--- START OF RECORDS ---

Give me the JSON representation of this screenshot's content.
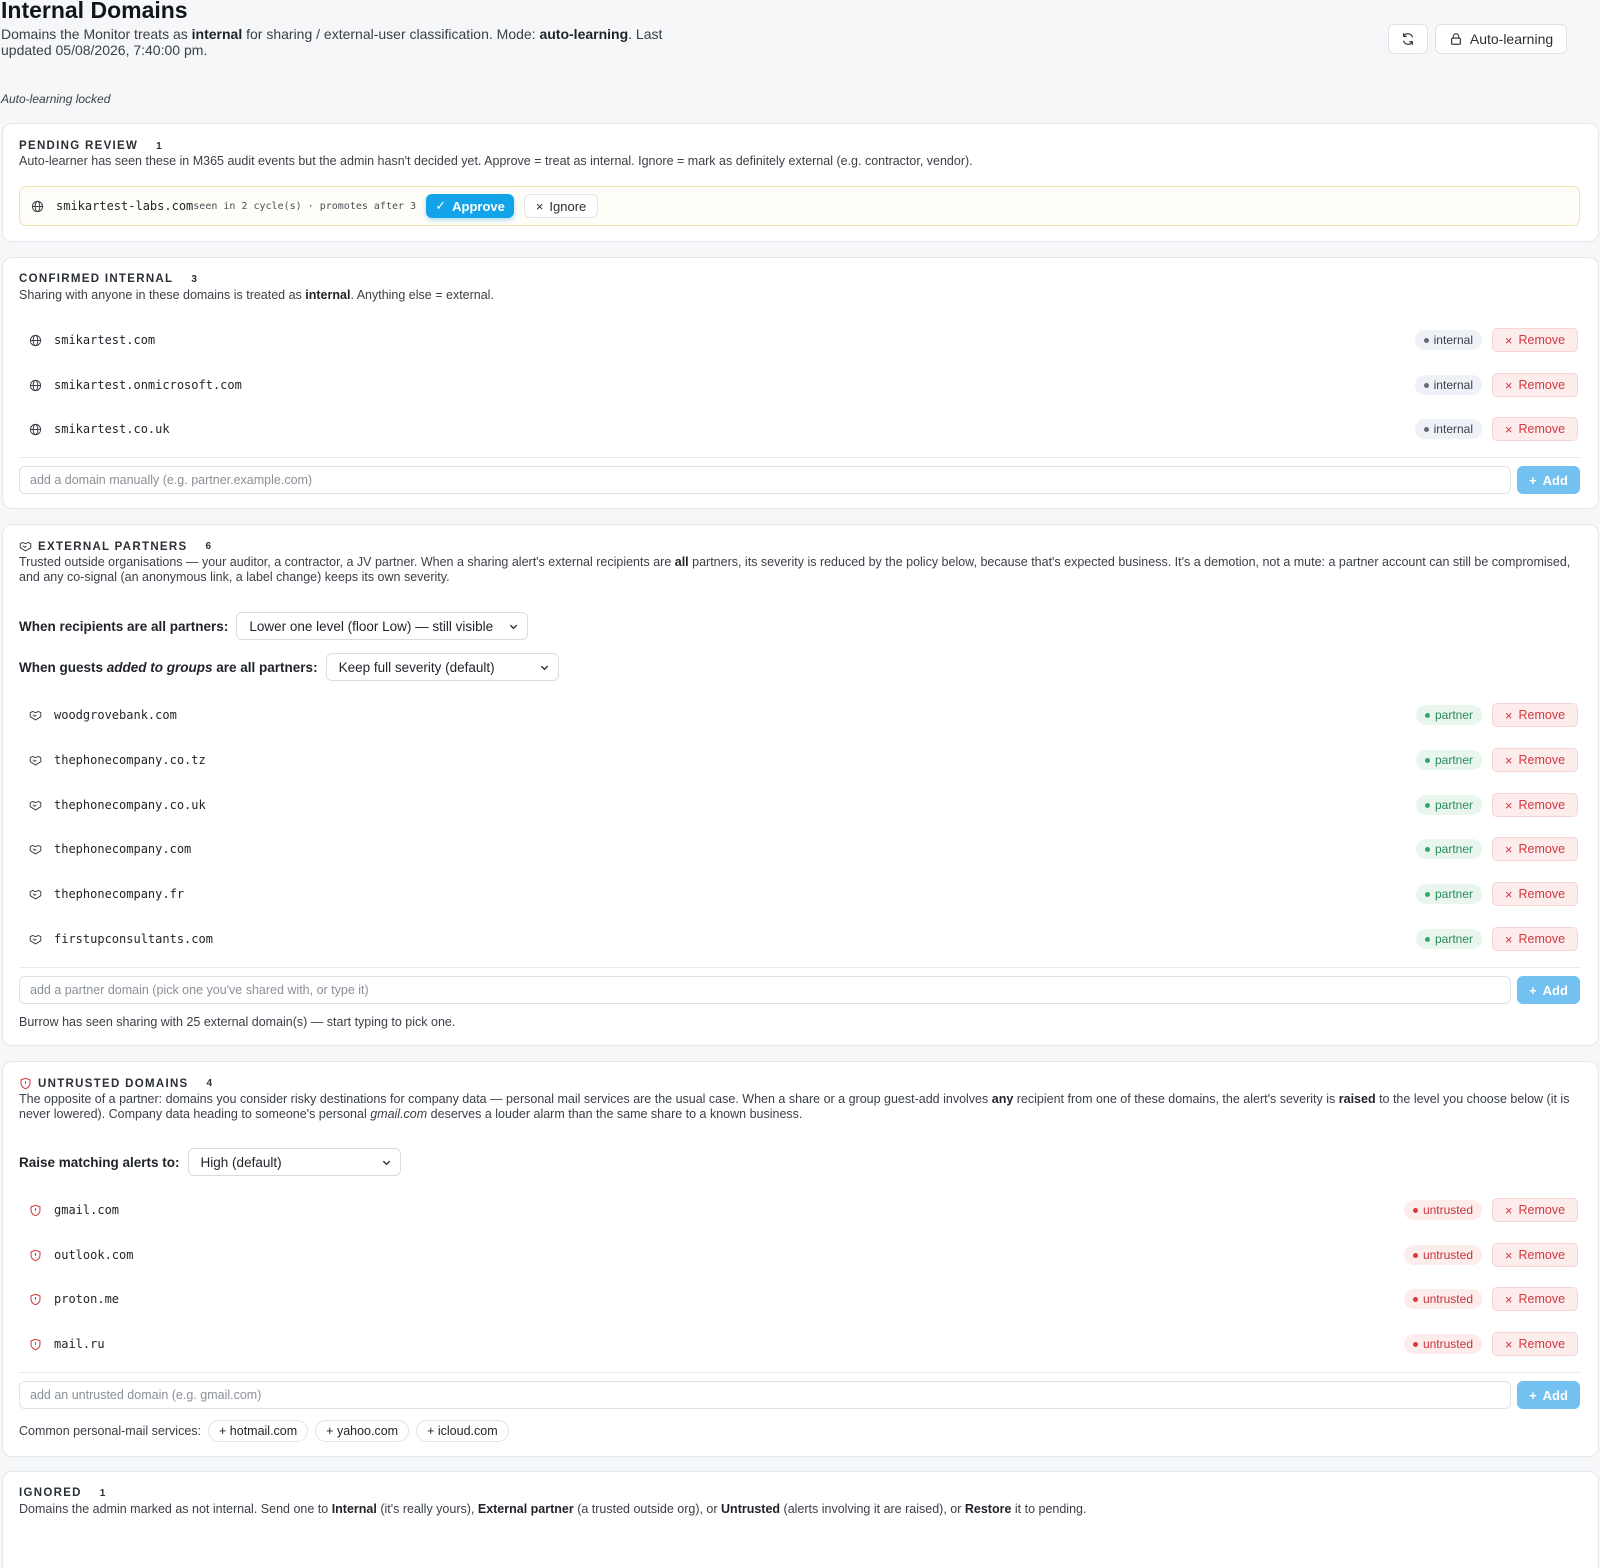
{
  "header": {
    "title": "Internal Domains",
    "subtitle_pre": "Domains the Monitor treats as ",
    "subtitle_bold1": "internal",
    "subtitle_mid": " for sharing / external-user classification. Mode: ",
    "subtitle_bold2": "auto-learning",
    "subtitle_post": ". Last updated 05/08/2026, 7:40:00 pm.",
    "auto_learning_label": "Auto-learning",
    "locked_note": "Auto-learning locked"
  },
  "pending": {
    "title": "PENDING REVIEW",
    "count": "1",
    "description": "Auto-learner has seen these in M365 audit events but the admin hasn't decided yet. Approve = treat as internal. Ignore = mark as definitely external (e.g. contractor, vendor).",
    "items": [
      {
        "domain": "smikartest-labs.com",
        "seen": "seen in 2 cycle(s) · promotes after 3",
        "approve": "Approve",
        "ignore": "Ignore"
      }
    ]
  },
  "confirmed": {
    "title": "CONFIRMED INTERNAL",
    "count": "3",
    "desc_pre": "Sharing with anyone in these domains is treated as ",
    "desc_bold": "internal",
    "desc_post": ". Anything else = external.",
    "badge": "internal",
    "remove": "Remove",
    "items": [
      "smikartest.com",
      "smikartest.onmicrosoft.com",
      "smikartest.co.uk"
    ],
    "placeholder": "add a domain manually (e.g. partner.example.com)",
    "add": "Add"
  },
  "partners": {
    "title": "EXTERNAL PARTNERS",
    "count": "6",
    "desc_pre": "Trusted outside organisations — your auditor, a contractor, a JV partner. When a sharing alert's external recipients are ",
    "desc_bold": "all",
    "desc_post": " partners, its severity is reduced by the policy below, because that's expected business. It's a demotion, not a mute: a partner account can still be compromised, and any co-signal (an anonymous link, a label change) keeps its own severity.",
    "policy1_label": "When recipients are all partners:",
    "policy1_value": "Lower one level (floor Low) — still visible",
    "policy2_pre": "When guests ",
    "policy2_em": "added to groups",
    "policy2_post": " are all partners:",
    "policy2_value": "Keep full severity (default)",
    "badge": "partner",
    "remove": "Remove",
    "items": [
      "woodgrovebank.com",
      "thephonecompany.co.tz",
      "thephonecompany.co.uk",
      "thephonecompany.com",
      "thephonecompany.fr",
      "firstupconsultants.com"
    ],
    "placeholder": "add a partner domain (pick one you've shared with, or type it)",
    "add": "Add",
    "hint": "Burrow has seen sharing with 25 external domain(s) — start typing to pick one."
  },
  "untrusted": {
    "title": "UNTRUSTED DOMAINS",
    "count": "4",
    "desc_1": "The opposite of a partner: domains you consider risky destinations for company data — personal mail services are the usual case. When a share or a group guest-add involves ",
    "desc_b1": "any",
    "desc_2": " recipient from one of these domains, the alert's severity is ",
    "desc_b2": "raised",
    "desc_3": " to the level you choose below (it is never lowered). Company data heading to someone's personal ",
    "desc_em": "gmail.com",
    "desc_4": " deserves a louder alarm than the same share to a known business.",
    "policy_label": "Raise matching alerts to:",
    "policy_value": "High (default)",
    "badge": "untrusted",
    "remove": "Remove",
    "items": [
      "gmail.com",
      "outlook.com",
      "proton.me",
      "mail.ru"
    ],
    "placeholder": "add an untrusted domain (e.g. gmail.com)",
    "add": "Add",
    "common_label": "Common personal-mail services:",
    "common": [
      "+ hotmail.com",
      "+ yahoo.com",
      "+ icloud.com"
    ]
  },
  "ignored": {
    "title": "IGNORED",
    "count": "1",
    "d1": "Domains the admin marked as not internal. Send one to ",
    "b1": "Internal",
    "d2": " (it's really yours), ",
    "b2": "External partner",
    "d3": " (a trusted outside org), or ",
    "b3": "Untrusted",
    "d4": " (alerts involving it are raised), or ",
    "b4": "Restore",
    "d5": " it to pending."
  }
}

--- END OF RECORDS ---

OBJECTIVE: Repeat all of the data above word for word, minus the pictures.

WRITTEN SOLUTION:
Give me the JSON representation of this screenshot's content.
{
  "header": {
    "title": "Internal Domains",
    "subtitle_pre": "Domains the Monitor treats as ",
    "subtitle_bold1": "internal",
    "subtitle_mid": " for sharing / external-user classification. Mode: ",
    "subtitle_bold2": "auto-learning",
    "subtitle_post": ". Last updated 05/08/2026, 7:40:00 pm.",
    "auto_learning_label": "Auto-learning",
    "locked_note": "Auto-learning locked"
  },
  "pending": {
    "title": "PENDING REVIEW",
    "count": "1",
    "description": "Auto-learner has seen these in M365 audit events but the admin hasn't decided yet. Approve = treat as internal. Ignore = mark as definitely external (e.g. contractor, vendor).",
    "items": [
      {
        "domain": "smikartest-labs.com",
        "seen": "seen in 2 cycle(s) · promotes after 3",
        "approve": "Approve",
        "ignore": "Ignore"
      }
    ]
  },
  "confirmed": {
    "title": "CONFIRMED INTERNAL",
    "count": "3",
    "desc_pre": "Sharing with anyone in these domains is treated as ",
    "desc_bold": "internal",
    "desc_post": ". Anything else = external.",
    "badge": "internal",
    "remove": "Remove",
    "items": [
      "smikartest.com",
      "smikartest.onmicrosoft.com",
      "smikartest.co.uk"
    ],
    "placeholder": "add a domain manually (e.g. partner.example.com)",
    "add": "Add"
  },
  "partners": {
    "title": "EXTERNAL PARTNERS",
    "count": "6",
    "desc_pre": "Trusted outside organisations — your auditor, a contractor, a JV partner. When a sharing alert's external recipients are ",
    "desc_bold": "all",
    "desc_post": " partners, its severity is reduced by the policy below, because that's expected business. It's a demotion, not a mute: a partner account can still be compromised, and any co-signal (an anonymous link, a label change) keeps its own severity.",
    "policy1_label": "When recipients are all partners:",
    "policy1_value": "Lower one level (floor Low) — still visible",
    "policy2_pre": "When guests ",
    "policy2_em": "added to groups",
    "policy2_post": " are all partners:",
    "policy2_value": "Keep full severity (default)",
    "badge": "partner",
    "remove": "Remove",
    "items": [
      "woodgrovebank.com",
      "thephonecompany.co.tz",
      "thephonecompany.co.uk",
      "thephonecompany.com",
      "thephonecompany.fr",
      "firstupconsultants.com"
    ],
    "placeholder": "add a partner domain (pick one you've shared with, or type it)",
    "add": "Add",
    "hint": "Burrow has seen sharing with 25 external domain(s) — start typing to pick one."
  },
  "untrusted": {
    "title": "UNTRUSTED DOMAINS",
    "count": "4",
    "desc_1": "The opposite of a partner: domains you consider risky destinations for company data — personal mail services are the usual case. When a share or a group guest-add involves ",
    "desc_b1": "any",
    "desc_2": " recipient from one of these domains, the alert's severity is ",
    "desc_b2": "raised",
    "desc_3": " to the level you choose below (it is never lowered). Company data heading to someone's personal ",
    "desc_em": "gmail.com",
    "desc_4": " deserves a louder alarm than the same share to a known business.",
    "policy_label": "Raise matching alerts to:",
    "policy_value": "High (default)",
    "badge": "untrusted",
    "remove": "Remove",
    "items": [
      "gmail.com",
      "outlook.com",
      "proton.me",
      "mail.ru"
    ],
    "placeholder": "add an untrusted domain (e.g. gmail.com)",
    "add": "Add",
    "common_label": "Common personal-mail services:",
    "common": [
      "+ hotmail.com",
      "+ yahoo.com",
      "+ icloud.com"
    ]
  },
  "ignored": {
    "title": "IGNORED",
    "count": "1",
    "d1": "Domains the admin marked as not internal. Send one to ",
    "b1": "Internal",
    "d2": " (it's really yours), ",
    "b2": "External partner",
    "d3": " (a trusted outside org), or ",
    "b3": "Untrusted",
    "d4": " (alerts involving it are raised), or ",
    "b4": "Restore",
    "d5": " it to pending."
  }
}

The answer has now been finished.